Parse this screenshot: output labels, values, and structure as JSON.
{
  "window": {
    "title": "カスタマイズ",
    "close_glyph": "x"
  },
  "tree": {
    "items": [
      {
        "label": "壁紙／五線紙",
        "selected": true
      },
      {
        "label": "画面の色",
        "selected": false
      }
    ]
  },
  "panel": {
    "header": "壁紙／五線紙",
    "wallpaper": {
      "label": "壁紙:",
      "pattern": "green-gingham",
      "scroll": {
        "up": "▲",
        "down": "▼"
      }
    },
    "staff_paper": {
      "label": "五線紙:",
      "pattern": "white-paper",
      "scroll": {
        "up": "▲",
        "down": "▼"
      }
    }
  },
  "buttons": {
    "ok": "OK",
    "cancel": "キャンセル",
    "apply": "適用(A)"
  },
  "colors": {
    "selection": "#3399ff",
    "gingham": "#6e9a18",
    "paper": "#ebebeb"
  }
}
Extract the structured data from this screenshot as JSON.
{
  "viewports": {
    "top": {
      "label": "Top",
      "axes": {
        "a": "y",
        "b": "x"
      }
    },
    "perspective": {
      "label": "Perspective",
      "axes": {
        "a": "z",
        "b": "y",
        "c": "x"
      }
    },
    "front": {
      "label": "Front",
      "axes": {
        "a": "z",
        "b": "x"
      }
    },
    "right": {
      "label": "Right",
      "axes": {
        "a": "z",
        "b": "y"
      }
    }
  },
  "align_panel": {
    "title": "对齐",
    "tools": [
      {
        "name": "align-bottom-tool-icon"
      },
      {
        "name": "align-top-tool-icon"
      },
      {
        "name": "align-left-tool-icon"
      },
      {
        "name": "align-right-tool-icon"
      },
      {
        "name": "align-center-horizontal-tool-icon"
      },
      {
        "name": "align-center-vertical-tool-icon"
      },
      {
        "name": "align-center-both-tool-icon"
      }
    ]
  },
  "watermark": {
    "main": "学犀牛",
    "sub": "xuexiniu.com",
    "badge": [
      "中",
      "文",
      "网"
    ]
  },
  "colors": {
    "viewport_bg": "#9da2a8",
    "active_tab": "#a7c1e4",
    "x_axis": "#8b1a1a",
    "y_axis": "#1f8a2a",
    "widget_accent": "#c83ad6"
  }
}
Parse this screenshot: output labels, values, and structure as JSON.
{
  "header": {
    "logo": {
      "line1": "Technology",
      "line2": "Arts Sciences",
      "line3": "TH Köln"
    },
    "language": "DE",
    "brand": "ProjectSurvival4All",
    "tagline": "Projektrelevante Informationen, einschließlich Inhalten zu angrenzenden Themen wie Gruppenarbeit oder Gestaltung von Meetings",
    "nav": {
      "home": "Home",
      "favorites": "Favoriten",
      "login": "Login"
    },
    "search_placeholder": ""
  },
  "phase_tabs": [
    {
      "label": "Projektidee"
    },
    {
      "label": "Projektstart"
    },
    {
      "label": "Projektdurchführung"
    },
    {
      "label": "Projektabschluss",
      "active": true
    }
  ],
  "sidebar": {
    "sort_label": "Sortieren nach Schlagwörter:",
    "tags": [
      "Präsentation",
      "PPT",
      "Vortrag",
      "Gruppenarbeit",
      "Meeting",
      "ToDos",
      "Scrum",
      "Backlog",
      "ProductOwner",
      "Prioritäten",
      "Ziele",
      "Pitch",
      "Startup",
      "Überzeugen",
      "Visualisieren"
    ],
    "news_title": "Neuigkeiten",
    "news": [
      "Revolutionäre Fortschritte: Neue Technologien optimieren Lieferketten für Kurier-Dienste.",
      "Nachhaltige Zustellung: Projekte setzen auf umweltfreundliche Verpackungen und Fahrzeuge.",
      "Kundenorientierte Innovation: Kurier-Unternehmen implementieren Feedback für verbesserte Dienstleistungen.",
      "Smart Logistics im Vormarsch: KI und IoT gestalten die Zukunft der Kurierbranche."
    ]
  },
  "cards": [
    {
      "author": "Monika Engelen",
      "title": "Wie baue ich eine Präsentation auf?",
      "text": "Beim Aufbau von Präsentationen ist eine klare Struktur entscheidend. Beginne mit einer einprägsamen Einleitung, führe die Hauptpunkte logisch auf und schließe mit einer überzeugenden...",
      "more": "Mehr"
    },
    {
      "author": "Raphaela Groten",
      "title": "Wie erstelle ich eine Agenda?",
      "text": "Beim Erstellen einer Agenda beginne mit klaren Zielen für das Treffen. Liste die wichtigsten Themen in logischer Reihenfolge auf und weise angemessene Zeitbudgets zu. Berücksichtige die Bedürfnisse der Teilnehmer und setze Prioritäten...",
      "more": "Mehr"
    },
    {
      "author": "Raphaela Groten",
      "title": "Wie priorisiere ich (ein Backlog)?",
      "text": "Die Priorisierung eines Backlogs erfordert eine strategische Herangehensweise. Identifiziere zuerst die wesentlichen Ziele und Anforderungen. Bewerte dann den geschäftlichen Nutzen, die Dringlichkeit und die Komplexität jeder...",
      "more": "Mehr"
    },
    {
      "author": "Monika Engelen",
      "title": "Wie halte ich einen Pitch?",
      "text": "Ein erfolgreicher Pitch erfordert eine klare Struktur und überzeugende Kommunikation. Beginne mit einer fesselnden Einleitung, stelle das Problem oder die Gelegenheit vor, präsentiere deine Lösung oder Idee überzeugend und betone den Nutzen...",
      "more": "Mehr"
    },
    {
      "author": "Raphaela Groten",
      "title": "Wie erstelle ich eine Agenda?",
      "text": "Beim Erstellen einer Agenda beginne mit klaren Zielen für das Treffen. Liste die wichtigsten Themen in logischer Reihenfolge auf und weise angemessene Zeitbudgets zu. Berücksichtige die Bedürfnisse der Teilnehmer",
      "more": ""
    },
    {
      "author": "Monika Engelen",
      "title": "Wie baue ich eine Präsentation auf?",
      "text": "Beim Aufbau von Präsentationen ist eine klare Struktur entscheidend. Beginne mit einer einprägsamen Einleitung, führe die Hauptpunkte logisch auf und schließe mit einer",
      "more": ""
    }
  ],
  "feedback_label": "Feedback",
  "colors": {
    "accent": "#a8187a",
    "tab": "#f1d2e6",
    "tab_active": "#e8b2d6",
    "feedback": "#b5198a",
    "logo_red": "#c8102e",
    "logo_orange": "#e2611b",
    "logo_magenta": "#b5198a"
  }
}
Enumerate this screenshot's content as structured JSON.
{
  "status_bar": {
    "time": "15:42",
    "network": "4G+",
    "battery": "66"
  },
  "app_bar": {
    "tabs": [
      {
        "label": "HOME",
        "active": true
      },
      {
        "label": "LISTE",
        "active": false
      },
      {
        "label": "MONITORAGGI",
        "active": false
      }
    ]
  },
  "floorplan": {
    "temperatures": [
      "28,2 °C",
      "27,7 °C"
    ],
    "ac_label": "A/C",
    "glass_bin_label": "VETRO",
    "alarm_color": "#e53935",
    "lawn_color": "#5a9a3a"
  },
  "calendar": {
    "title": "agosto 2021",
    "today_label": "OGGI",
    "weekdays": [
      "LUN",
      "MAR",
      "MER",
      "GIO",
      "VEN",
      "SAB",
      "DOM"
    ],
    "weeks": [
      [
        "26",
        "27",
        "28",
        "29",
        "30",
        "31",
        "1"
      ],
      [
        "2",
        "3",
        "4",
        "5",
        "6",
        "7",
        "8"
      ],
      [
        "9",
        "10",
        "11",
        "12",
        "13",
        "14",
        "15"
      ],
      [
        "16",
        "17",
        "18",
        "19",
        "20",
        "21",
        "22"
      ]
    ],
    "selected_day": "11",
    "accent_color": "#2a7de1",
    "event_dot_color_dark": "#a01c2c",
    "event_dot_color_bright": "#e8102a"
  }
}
···
## What is being asked
Write out all of the records above exactly as they appear.

## Exercise output
Parse this screenshot: output labels, values, and structure as JSON.
{
  "window": {
    "title": "カスタマイズ",
    "close_glyph": "x"
  },
  "tree": {
    "items": [
      {
        "label": "壁紙／五線紙",
        "selected": true
      },
      {
        "label": "画面の色",
        "selected": false
      }
    ]
  },
  "panel": {
    "header": "壁紙／五線紙",
    "wallpaper": {
      "label": "壁紙:",
      "pattern": "green-gingham",
      "scroll": {
        "up": "▲",
        "down": "▼"
      }
    },
    "staff_paper": {
      "label": "五線紙:",
      "pattern": "white-paper",
      "scroll": {
        "up": "▲",
        "down": "▼"
      }
    }
  },
  "buttons": {
    "ok": "OK",
    "cancel": "キャンセル",
    "apply": "適用(A)"
  },
  "colors": {
    "selection": "#3399ff",
    "gingham": "#6e9a18",
    "paper": "#ebebeb"
  }
}
Extract the structured data from this screenshot as JSON.
{
  "viewports": {
    "top": {
      "label": "Top",
      "axes": {
        "a": "y",
        "b": "x"
      }
    },
    "perspective": {
      "label": "Perspective",
      "axes": {
        "a": "z",
        "b": "y",
        "c": "x"
      }
    },
    "front": {
      "label": "Front",
      "axes": {
        "a": "z",
        "b": "x"
      }
    },
    "right": {
      "label": "Right",
      "axes": {
        "a": "z",
        "b": "y"
      }
    }
  },
  "align_panel": {
    "title": "对齐",
    "tools": [
      {
        "name": "align-bottom-tool-icon"
      },
      {
        "name": "align-top-tool-icon"
      },
      {
        "name": "align-left-tool-icon"
      },
      {
        "name": "align-right-tool-icon"
      },
      {
        "name": "align-center-horizontal-tool-icon"
      },
      {
        "name": "align-center-vertical-tool-icon"
      },
      {
        "name": "align-center-both-tool-icon"
      }
    ]
  },
  "watermark": {
    "main": "学犀牛",
    "sub": "xuexiniu.com",
    "badge": [
      "中",
      "文",
      "网"
    ]
  },
  "colors": {
    "viewport_bg": "#9da2a8",
    "active_tab": "#a7c1e4",
    "x_axis": "#8b1a1a",
    "y_axis": "#1f8a2a",
    "widget_accent": "#c83ad6"
  }
}
Parse this screenshot: output labels, values, and structure as JSON.
{
  "header": {
    "logo": {
      "line1": "Technology",
      "line2": "Arts Sciences",
      "line3": "TH Köln"
    },
    "language": "DE",
    "brand": "ProjectSurvival4All",
    "tagline": "Projektrelevante Informationen, einschließlich Inhalten zu angrenzenden Themen wie Gruppenarbeit oder Gestaltung von Meetings",
    "nav": {
      "home": "Home",
      "favorites": "Favoriten",
      "login": "Login"
    },
    "search_placeholder": ""
  },
  "phase_tabs": [
    {
      "label": "Projektidee"
    },
    {
      "label": "Projektstart"
    },
    {
      "label": "Projektdurchführung"
    },
    {
      "label": "Projektabschluss",
      "active": true
    }
  ],
  "sidebar": {
    "sort_label": "Sortieren nach Schlagwörter:",
    "tags": [
      "Präsentation",
      "PPT",
      "Vortrag",
      "Gruppenarbeit",
      "Meeting",
      "ToDos",
      "Scrum",
      "Backlog",
      "ProductOwner",
      "Prioritäten",
      "Ziele",
      "Pitch",
      "Startup",
      "Überzeugen",
      "Visualisieren"
    ],
    "news_title": "Neuigkeiten",
    "news": [
      "Revolutionäre Fortschritte: Neue Technologien optimieren Lieferketten für Kurier-Dienste.",
      "Nachhaltige Zustellung: Projekte setzen auf umweltfreundliche Verpackungen und Fahrzeuge.",
      "Kundenorientierte Innovation: Kurier-Unternehmen implementieren Feedback für verbesserte Dienstleistungen.",
      "Smart Logistics im Vormarsch: KI und IoT gestalten die Zukunft der Kurierbranche."
    ]
  },
  "cards": [
    {
      "author": "Monika Engelen",
      "title": "Wie baue ich eine Präsentation auf?",
      "text": "Beim Aufbau von Präsentationen ist eine klare Struktur entscheidend. Beginne mit einer einprägsamen Einleitung, führe die Hauptpunkte logisch auf und schließe mit einer überzeugenden...",
      "more": "Mehr"
    },
    {
      "author": "Raphaela Groten",
      "title": "Wie erstelle ich eine Agenda?",
      "text": "Beim Erstellen einer Agenda beginne mit klaren Zielen für das Treffen. Liste die wichtigsten Themen in logischer Reihenfolge auf und weise angemessene Zeitbudgets zu. Berücksichtige die Bedürfnisse der Teilnehmer und setze Prioritäten...",
      "more": "Mehr"
    },
    {
      "author": "Raphaela Groten",
      "title": "Wie priorisiere ich (ein Backlog)?",
      "text": "Die Priorisierung eines Backlogs erfordert eine strategische Herangehensweise. Identifiziere zuerst die wesentlichen Ziele und Anforderungen. Bewerte dann den geschäftlichen Nutzen, die Dringlichkeit und die Komplexität jeder...",
      "more": "Mehr"
    },
    {
      "author": "Monika Engelen",
      "title": "Wie halte ich einen Pitch?",
      "text": "Ein erfolgreicher Pitch erfordert eine klare Struktur und überzeugende Kommunikation. Beginne mit einer fesselnden Einleitung, stelle das Problem oder die Gelegenheit vor, präsentiere deine Lösung oder Idee überzeugend und betone den Nutzen...",
      "more": "Mehr"
    },
    {
      "author": "Raphaela Groten",
      "title": "Wie erstelle ich eine Agenda?",
      "text": "Beim Erstellen einer Agenda beginne mit klaren Zielen für das Treffen. Liste die wichtigsten Themen in logischer Reihenfolge auf und weise angemessene Zeitbudgets zu. Berücksichtige die Bedürfnisse der Teilnehmer",
      "more": ""
    },
    {
      "author": "Monika Engelen",
      "title": "Wie baue ich eine Präsentation auf?",
      "text": "Beim Aufbau von Präsentationen ist eine klare Struktur entscheidend. Beginne mit einer einprägsamen Einleitung, führe die Hauptpunkte logisch auf und schließe mit einer",
      "more": ""
    }
  ],
  "feedback_label": "Feedback",
  "colors": {
    "accent": "#a8187a",
    "tab": "#f1d2e6",
    "tab_active": "#e8b2d6",
    "feedback": "#b5198a",
    "logo_red": "#c8102e",
    "logo_orange": "#e2611b",
    "logo_magenta": "#b5198a"
  }
}
Enumerate this screenshot's content as structured JSON.
{
  "status_bar": {
    "time": "15:42",
    "network": "4G+",
    "battery": "66"
  },
  "app_bar": {
    "tabs": [
      {
        "label": "HOME",
        "active": true
      },
      {
        "label": "LISTE",
        "active": false
      },
      {
        "label": "MONITORAGGI",
        "active": false
      }
    ]
  },
  "floorplan": {
    "temperatures": [
      "28,2 °C",
      "27,7 °C"
    ],
    "ac_label": "A/C",
    "glass_bin_label": "VETRO",
    "alarm_color": "#e53935",
    "lawn_color": "#5a9a3a"
  },
  "calendar": {
    "title": "agosto 2021",
    "today_label": "OGGI",
    "weekdays": [
      "LUN",
      "MAR",
      "MER",
      "GIO",
      "VEN",
      "SAB",
      "DOM"
    ],
    "weeks": [
      [
        "26",
        "27",
        "28",
        "29",
        "30",
        "31",
        "1"
      ],
      [
        "2",
        "3",
        "4",
        "5",
        "6",
        "7",
        "8"
      ],
      [
        "9",
        "10",
        "11",
        "12",
        "13",
        "14",
        "15"
      ],
      [
        "16",
        "17",
        "18",
        "19",
        "20",
        "21",
        "22"
      ]
    ],
    "selected_day": "11",
    "accent_color": "#2a7de1",
    "event_dot_color_dark": "#a01c2c",
    "event_dot_color_bright": "#e8102a"
  }
}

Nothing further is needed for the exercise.